##### Records to process #####
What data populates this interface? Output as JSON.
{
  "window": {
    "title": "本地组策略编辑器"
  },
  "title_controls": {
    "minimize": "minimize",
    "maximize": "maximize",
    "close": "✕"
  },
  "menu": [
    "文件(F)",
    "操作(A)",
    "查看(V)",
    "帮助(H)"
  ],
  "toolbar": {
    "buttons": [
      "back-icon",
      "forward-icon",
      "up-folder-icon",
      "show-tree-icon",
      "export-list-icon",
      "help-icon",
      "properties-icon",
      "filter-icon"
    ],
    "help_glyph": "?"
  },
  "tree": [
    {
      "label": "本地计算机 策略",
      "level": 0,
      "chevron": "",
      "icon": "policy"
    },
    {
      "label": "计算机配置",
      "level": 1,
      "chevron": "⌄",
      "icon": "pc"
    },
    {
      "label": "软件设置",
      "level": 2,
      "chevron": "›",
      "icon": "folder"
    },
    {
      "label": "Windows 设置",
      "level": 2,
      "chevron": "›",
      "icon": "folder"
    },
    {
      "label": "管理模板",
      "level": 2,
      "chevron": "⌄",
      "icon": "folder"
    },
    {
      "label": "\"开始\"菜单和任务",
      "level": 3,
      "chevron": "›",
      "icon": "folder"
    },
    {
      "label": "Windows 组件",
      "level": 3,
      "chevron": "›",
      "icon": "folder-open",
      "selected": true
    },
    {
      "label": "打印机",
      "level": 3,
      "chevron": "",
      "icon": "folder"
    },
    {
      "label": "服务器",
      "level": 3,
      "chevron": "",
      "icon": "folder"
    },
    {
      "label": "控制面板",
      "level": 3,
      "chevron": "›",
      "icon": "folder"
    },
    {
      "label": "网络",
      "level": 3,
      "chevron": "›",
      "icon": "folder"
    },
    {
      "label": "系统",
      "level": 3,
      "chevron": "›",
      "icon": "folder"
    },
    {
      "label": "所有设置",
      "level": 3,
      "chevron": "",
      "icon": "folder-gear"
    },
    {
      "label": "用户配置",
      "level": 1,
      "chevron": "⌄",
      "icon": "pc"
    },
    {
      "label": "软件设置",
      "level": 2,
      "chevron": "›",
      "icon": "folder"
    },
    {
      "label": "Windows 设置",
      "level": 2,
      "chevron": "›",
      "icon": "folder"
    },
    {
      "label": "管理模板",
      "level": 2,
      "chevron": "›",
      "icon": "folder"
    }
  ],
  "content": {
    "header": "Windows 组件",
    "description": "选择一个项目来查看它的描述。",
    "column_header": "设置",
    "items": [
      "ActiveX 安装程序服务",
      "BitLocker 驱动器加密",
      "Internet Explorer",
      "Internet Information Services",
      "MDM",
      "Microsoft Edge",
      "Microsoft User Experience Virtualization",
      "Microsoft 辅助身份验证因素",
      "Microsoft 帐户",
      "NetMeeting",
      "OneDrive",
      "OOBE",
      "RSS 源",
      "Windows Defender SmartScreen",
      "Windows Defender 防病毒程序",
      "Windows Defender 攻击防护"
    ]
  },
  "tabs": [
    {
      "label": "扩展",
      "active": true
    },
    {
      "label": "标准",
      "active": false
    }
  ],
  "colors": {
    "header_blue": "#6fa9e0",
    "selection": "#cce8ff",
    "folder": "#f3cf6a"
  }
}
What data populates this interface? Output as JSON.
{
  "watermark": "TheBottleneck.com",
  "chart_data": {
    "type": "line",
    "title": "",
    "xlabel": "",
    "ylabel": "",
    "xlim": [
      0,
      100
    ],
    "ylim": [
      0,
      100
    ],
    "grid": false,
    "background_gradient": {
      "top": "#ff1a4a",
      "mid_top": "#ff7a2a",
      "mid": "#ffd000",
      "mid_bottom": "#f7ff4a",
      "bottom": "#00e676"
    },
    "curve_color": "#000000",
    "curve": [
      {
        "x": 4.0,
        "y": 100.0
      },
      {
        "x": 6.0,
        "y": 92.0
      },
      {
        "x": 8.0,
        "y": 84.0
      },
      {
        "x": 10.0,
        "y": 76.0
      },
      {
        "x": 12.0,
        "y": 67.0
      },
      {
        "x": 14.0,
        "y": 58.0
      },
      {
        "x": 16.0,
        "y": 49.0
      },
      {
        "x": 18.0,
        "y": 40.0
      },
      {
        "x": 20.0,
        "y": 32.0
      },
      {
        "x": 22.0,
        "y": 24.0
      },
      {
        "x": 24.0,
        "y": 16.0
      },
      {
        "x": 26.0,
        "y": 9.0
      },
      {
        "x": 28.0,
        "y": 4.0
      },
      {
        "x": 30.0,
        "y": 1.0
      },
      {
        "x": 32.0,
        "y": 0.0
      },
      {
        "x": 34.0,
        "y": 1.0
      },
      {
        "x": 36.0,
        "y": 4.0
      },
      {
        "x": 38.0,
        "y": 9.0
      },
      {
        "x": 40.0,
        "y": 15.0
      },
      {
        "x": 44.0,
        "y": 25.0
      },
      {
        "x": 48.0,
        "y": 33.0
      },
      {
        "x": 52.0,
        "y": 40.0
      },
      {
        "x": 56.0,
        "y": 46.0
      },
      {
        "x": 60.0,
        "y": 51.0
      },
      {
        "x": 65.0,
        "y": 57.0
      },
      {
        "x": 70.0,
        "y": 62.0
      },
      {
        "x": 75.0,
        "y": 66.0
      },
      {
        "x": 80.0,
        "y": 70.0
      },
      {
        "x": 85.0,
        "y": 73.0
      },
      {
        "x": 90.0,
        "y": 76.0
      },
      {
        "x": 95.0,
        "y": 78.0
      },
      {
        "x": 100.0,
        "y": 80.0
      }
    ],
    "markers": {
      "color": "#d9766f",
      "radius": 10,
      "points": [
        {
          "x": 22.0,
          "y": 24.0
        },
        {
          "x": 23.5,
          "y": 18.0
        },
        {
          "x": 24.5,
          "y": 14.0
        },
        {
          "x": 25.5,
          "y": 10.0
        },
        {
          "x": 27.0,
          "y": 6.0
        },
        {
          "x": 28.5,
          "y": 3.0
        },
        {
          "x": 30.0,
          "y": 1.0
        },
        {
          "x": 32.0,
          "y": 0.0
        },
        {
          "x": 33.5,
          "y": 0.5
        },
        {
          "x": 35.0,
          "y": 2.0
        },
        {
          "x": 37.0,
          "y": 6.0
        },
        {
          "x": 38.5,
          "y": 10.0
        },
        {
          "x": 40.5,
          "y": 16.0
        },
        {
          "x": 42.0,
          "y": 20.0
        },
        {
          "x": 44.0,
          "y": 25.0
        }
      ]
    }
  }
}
#####
##### Records to process #####
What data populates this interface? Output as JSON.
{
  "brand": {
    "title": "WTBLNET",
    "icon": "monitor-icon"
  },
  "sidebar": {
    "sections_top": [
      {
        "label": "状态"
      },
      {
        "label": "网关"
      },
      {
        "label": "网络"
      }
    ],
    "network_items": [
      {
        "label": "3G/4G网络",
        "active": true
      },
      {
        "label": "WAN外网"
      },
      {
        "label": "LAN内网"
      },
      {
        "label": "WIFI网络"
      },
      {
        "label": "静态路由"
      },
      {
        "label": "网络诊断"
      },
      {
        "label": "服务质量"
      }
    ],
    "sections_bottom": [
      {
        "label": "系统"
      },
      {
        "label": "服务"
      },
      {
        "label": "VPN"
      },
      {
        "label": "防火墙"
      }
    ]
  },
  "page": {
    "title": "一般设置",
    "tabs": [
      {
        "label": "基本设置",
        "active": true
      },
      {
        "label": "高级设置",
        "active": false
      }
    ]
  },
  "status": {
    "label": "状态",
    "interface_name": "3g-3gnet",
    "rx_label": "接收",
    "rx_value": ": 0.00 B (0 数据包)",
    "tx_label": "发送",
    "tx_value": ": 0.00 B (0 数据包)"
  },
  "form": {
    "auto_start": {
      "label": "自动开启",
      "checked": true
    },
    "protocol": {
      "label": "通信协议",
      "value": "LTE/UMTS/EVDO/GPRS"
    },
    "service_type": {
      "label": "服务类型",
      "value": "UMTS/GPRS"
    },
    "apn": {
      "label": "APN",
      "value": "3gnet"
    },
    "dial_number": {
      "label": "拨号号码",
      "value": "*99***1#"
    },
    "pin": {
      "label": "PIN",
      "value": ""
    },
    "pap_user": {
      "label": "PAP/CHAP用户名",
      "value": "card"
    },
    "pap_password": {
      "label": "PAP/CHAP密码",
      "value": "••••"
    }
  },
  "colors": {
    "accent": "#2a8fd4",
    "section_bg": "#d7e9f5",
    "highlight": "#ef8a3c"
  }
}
#####
##### Records to process #####
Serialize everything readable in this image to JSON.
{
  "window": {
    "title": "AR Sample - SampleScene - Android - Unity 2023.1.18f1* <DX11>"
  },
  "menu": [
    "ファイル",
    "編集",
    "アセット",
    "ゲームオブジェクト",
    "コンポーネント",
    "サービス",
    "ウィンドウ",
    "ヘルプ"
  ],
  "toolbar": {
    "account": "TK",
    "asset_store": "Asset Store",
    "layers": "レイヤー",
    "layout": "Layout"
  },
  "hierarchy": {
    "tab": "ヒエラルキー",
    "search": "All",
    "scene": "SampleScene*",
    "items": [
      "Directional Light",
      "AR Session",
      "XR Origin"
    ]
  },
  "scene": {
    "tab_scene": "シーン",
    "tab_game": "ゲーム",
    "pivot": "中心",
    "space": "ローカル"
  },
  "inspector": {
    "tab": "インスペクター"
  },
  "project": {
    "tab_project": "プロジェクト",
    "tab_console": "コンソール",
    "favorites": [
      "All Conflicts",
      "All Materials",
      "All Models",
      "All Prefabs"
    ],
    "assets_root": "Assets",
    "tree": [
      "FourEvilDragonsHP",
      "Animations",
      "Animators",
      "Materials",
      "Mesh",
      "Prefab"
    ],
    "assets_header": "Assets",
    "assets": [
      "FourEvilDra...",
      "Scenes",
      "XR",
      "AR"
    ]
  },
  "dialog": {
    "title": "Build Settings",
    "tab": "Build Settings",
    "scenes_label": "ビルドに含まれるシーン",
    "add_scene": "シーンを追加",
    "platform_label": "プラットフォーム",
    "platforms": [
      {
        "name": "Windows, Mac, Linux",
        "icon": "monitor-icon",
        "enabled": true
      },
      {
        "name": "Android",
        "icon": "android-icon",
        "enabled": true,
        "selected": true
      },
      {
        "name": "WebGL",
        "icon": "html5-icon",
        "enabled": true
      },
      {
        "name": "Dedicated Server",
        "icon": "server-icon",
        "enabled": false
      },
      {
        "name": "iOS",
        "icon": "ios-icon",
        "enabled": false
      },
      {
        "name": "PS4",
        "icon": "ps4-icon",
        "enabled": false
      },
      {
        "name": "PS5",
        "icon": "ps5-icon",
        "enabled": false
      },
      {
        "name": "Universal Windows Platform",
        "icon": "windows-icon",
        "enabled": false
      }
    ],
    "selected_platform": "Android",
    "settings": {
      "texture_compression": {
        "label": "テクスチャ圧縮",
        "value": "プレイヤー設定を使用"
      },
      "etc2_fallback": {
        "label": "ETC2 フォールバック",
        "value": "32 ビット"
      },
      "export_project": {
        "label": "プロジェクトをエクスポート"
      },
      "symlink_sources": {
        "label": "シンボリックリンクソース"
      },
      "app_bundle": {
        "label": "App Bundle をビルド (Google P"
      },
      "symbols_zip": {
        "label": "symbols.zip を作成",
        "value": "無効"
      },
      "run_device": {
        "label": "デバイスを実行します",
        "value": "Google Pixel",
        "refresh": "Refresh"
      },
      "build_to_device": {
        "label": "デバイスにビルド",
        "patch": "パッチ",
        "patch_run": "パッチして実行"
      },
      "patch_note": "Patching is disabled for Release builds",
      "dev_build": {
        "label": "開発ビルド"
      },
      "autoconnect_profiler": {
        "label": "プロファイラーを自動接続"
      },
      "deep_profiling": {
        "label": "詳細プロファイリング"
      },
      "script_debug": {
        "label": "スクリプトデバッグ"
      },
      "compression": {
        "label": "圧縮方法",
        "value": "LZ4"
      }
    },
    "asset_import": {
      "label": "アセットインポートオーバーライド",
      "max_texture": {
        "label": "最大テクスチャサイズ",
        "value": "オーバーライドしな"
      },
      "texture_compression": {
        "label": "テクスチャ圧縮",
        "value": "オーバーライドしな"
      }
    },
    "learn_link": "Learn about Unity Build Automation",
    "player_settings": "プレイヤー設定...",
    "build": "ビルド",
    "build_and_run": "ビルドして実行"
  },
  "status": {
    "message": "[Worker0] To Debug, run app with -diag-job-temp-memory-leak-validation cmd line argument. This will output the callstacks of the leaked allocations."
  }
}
#####
**Work required**. Copy out every line that includes the word "GPRS".

**Final answer**.
      "value": "LTE/UMTS/EVDO/GPRS"
      "value": "UMTS/GPRS"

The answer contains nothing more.